→ **STATED EXERCISE**
All of the records listed below should be retyped exactly.

(Dataset excerpts)
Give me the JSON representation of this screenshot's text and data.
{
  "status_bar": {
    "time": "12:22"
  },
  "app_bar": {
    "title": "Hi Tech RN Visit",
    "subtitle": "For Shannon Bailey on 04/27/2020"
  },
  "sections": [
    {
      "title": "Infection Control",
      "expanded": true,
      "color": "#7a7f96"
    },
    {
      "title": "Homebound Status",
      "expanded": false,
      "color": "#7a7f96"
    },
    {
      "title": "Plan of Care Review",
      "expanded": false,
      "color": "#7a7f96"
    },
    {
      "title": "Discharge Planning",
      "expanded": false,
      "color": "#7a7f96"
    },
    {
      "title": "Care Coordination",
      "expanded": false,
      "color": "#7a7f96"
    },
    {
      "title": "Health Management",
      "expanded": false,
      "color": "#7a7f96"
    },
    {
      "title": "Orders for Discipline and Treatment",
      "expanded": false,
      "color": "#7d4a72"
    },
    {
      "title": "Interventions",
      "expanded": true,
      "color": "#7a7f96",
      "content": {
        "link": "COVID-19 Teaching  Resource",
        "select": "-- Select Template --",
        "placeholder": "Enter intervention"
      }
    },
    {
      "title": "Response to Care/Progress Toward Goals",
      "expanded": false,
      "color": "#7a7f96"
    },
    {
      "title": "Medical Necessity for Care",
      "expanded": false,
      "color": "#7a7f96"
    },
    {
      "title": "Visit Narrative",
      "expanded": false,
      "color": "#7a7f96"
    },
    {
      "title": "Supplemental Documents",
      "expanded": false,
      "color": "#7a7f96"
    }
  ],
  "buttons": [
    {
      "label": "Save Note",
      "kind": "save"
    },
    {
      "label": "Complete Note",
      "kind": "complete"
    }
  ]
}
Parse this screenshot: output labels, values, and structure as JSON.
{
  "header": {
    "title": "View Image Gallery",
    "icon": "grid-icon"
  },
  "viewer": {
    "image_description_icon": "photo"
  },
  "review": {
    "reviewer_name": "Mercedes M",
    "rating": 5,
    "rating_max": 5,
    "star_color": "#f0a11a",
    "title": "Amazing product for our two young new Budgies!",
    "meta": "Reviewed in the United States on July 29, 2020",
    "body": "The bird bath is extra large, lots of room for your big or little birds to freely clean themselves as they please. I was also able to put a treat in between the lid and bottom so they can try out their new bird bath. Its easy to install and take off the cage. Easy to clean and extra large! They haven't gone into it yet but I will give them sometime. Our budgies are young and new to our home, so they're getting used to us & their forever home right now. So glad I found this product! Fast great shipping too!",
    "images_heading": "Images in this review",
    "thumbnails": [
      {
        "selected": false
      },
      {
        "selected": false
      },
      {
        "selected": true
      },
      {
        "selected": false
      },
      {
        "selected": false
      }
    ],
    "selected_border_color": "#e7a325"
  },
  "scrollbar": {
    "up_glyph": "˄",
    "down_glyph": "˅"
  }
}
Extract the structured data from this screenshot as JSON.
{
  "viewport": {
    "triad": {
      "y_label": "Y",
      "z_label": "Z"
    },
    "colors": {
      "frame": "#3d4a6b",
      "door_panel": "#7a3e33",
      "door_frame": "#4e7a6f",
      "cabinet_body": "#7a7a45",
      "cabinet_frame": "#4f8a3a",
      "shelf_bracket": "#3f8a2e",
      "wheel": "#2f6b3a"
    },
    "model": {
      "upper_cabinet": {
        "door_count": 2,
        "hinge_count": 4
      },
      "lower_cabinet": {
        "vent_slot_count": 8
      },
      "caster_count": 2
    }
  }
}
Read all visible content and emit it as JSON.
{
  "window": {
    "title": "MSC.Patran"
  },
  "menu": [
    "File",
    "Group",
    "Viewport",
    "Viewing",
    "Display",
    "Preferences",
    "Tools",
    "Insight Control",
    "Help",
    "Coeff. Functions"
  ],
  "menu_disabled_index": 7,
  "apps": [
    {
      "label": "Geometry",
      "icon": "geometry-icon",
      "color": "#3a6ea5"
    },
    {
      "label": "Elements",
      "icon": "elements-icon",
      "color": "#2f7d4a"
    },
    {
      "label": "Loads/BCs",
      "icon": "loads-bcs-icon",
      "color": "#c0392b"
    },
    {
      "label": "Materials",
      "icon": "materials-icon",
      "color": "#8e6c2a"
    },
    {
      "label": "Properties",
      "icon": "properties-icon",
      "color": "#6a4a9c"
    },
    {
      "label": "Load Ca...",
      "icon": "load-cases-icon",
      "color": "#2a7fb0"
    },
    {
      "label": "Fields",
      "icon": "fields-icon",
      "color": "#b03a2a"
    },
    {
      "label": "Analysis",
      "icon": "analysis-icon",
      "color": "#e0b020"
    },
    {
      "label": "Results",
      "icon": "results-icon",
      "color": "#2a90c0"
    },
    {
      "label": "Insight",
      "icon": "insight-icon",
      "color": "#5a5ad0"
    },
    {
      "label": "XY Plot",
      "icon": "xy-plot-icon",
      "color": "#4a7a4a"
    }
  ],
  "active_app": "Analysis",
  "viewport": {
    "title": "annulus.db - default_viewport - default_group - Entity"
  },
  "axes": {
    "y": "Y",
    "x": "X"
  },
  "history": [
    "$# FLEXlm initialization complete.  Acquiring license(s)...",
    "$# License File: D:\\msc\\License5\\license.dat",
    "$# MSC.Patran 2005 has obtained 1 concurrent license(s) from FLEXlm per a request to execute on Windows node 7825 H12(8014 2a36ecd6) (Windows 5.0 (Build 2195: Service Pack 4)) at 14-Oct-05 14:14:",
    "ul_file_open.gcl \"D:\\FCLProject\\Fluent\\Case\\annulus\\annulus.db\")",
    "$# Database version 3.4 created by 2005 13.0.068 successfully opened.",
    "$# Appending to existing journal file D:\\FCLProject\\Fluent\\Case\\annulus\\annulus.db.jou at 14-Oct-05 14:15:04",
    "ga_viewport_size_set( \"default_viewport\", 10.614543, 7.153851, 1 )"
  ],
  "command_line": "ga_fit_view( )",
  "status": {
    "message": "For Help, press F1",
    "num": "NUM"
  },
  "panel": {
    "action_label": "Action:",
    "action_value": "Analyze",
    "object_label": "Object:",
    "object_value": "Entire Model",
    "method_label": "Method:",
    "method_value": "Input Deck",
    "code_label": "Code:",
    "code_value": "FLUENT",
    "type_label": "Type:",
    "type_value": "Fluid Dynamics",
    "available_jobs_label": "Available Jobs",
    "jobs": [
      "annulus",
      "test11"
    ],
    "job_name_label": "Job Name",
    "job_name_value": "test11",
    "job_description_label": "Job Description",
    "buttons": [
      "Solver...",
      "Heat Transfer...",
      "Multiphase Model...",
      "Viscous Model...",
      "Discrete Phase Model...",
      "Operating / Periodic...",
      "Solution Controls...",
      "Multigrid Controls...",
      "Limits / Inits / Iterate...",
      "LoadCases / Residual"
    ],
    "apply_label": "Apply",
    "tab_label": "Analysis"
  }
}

→ **OUTPUT BELOW**
Give me the JSON representation of this screenshot's text and data.
{
  "status_bar": {
    "time": "12:22"
  },
  "app_bar": {
    "title": "Hi Tech RN Visit",
    "subtitle": "For Shannon Bailey on 04/27/2020"
  },
  "sections": [
    {
      "title": "Infection Control",
      "expanded": true,
      "color": "#7a7f96"
    },
    {
      "title": "Homebound Status",
      "expanded": false,
      "color": "#7a7f96"
    },
    {
      "title": "Plan of Care Review",
      "expanded": false,
      "color": "#7a7f96"
    },
    {
      "title": "Discharge Planning",
      "expanded": false,
      "color": "#7a7f96"
    },
    {
      "title": "Care Coordination",
      "expanded": false,
      "color": "#7a7f96"
    },
    {
      "title": "Health Management",
      "expanded": false,
      "color": "#7a7f96"
    },
    {
      "title": "Orders for Discipline and Treatment",
      "expanded": false,
      "color": "#7d4a72"
    },
    {
      "title": "Interventions",
      "expanded": true,
      "color": "#7a7f96",
      "content": {
        "link": "COVID-19 Teaching  Resource",
        "select": "-- Select Template --",
        "placeholder": "Enter intervention"
      }
    },
    {
      "title": "Response to Care/Progress Toward Goals",
      "expanded": false,
      "color": "#7a7f96"
    },
    {
      "title": "Medical Necessity for Care",
      "expanded": false,
      "color": "#7a7f96"
    },
    {
      "title": "Visit Narrative",
      "expanded": false,
      "color": "#7a7f96"
    },
    {
      "title": "Supplemental Documents",
      "expanded": false,
      "color": "#7a7f96"
    }
  ],
  "buttons": [
    {
      "label": "Save Note",
      "kind": "save"
    },
    {
      "label": "Complete Note",
      "kind": "complete"
    }
  ]
}
Parse this screenshot: output labels, values, and structure as JSON.
{
  "header": {
    "title": "View Image Gallery",
    "icon": "grid-icon"
  },
  "viewer": {
    "image_description_icon": "photo"
  },
  "review": {
    "reviewer_name": "Mercedes M",
    "rating": 5,
    "rating_max": 5,
    "star_color": "#f0a11a",
    "title": "Amazing product for our two young new Budgies!",
    "meta": "Reviewed in the United States on July 29, 2020",
    "body": "The bird bath is extra large, lots of room for your big or little birds to freely clean themselves as they please. I was also able to put a treat in between the lid and bottom so they can try out their new bird bath. Its easy to install and take off the cage. Easy to clean and extra large! They haven't gone into it yet but I will give them sometime. Our budgies are young and new to our home, so they're getting used to us & their forever home right now. So glad I found this product! Fast great shipping too!",
    "images_heading": "Images in this review",
    "thumbnails": [
      {
        "selected": false
      },
      {
        "selected": false
      },
      {
        "selected": true
      },
      {
        "selected": false
      },
      {
        "selected": false
      }
    ],
    "selected_border_color": "#e7a325"
  },
  "scrollbar": {
    "up_glyph": "˄",
    "down_glyph": "˅"
  }
}
Extract the structured data from this screenshot as JSON.
{
  "viewport": {
    "triad": {
      "y_label": "Y",
      "z_label": "Z"
    },
    "colors": {
      "frame": "#3d4a6b",
      "door_panel": "#7a3e33",
      "door_frame": "#4e7a6f",
      "cabinet_body": "#7a7a45",
      "cabinet_frame": "#4f8a3a",
      "shelf_bracket": "#3f8a2e",
      "wheel": "#2f6b3a"
    },
    "model": {
      "upper_cabinet": {
        "door_count": 2,
        "hinge_count": 4
      },
      "lower_cabinet": {
        "vent_slot_count": 8
      },
      "caster_count": 2
    }
  }
}
Read all visible content and emit it as JSON.
{
  "window": {
    "title": "MSC.Patran"
  },
  "menu": [
    "File",
    "Group",
    "Viewport",
    "Viewing",
    "Display",
    "Preferences",
    "Tools",
    "Insight Control",
    "Help",
    "Coeff. Functions"
  ],
  "menu_disabled_index": 7,
  "apps": [
    {
      "label": "Geometry",
      "icon": "geometry-icon",
      "color": "#3a6ea5"
    },
    {
      "label": "Elements",
      "icon": "elements-icon",
      "color": "#2f7d4a"
    },
    {
      "label": "Loads/BCs",
      "icon": "loads-bcs-icon",
      "color": "#c0392b"
    },
    {
      "label": "Materials",
      "icon": "materials-icon",
      "color": "#8e6c2a"
    },
    {
      "label": "Properties",
      "icon": "properties-icon",
      "color": "#6a4a9c"
    },
    {
      "label": "Load Ca...",
      "icon": "load-cases-icon",
      "color": "#2a7fb0"
    },
    {
      "label": "Fields",
      "icon": "fields-icon",
      "color": "#b03a2a"
    },
    {
      "label": "Analysis",
      "icon": "analysis-icon",
      "color": "#e0b020"
    },
    {
      "label": "Results",
      "icon": "results-icon",
      "color": "#2a90c0"
    },
    {
      "label": "Insight",
      "icon": "insight-icon",
      "color": "#5a5ad0"
    },
    {
      "label": "XY Plot",
      "icon": "xy-plot-icon",
      "color": "#4a7a4a"
    }
  ],
  "active_app": "Analysis",
  "viewport": {
    "title": "annulus.db - default_viewport - default_group - Entity"
  },
  "axes": {
    "y": "Y",
    "x": "X"
  },
  "history": [
    "$# FLEXlm initialization complete.  Acquiring license(s)...",
    "$# License File: D:\\msc\\License5\\license.dat",
    "$# MSC.Patran 2005 has obtained 1 concurrent license(s) from FLEXlm per a request to execute on Windows node 7825 H12(8014 2a36ecd6) (Windows 5.0 (Build 2195: Service Pack 4)) at 14-Oct-05 14:14:",
    "ul_file_open.gcl \"D:\\FCLProject\\Fluent\\Case\\annulus\\annulus.db\")",
    "$# Database version 3.4 created by 2005 13.0.068 successfully opened.",
    "$# Appending to existing journal file D:\\FCLProject\\Fluent\\Case\\annulus\\annulus.db.jou at 14-Oct-05 14:15:04",
    "ga_viewport_size_set( \"default_viewport\", 10.614543, 7.153851, 1 )"
  ],
  "command_line": "ga_fit_view( )",
  "status": {
    "message": "For Help, press F1",
    "num": "NUM"
  },
  "panel": {
    "action_label": "Action:",
    "action_value": "Analyze",
    "object_label": "Object:",
    "object_value": "Entire Model",
    "method_label": "Method:",
    "method_value": "Input Deck",
    "code_label": "Code:",
    "code_value": "FLUENT",
    "type_label": "Type:",
    "type_value": "Fluid Dynamics",
    "available_jobs_label": "Available Jobs",
    "jobs": [
      "annulus",
      "test11"
    ],
    "job_name_label": "Job Name",
    "job_name_value": "test11",
    "job_description_label": "Job Description",
    "buttons": [
      "Solver...",
      "Heat Transfer...",
      "Multiphase Model...",
      "Viscous Model...",
      "Discrete Phase Model...",
      "Operating / Periodic...",
      "Solution Controls...",
      "Multigrid Controls...",
      "Limits / Inits / Iterate...",
      "LoadCases / Residual"
    ],
    "apply_label": "Apply",
    "tab_label": "Analysis"
  }
}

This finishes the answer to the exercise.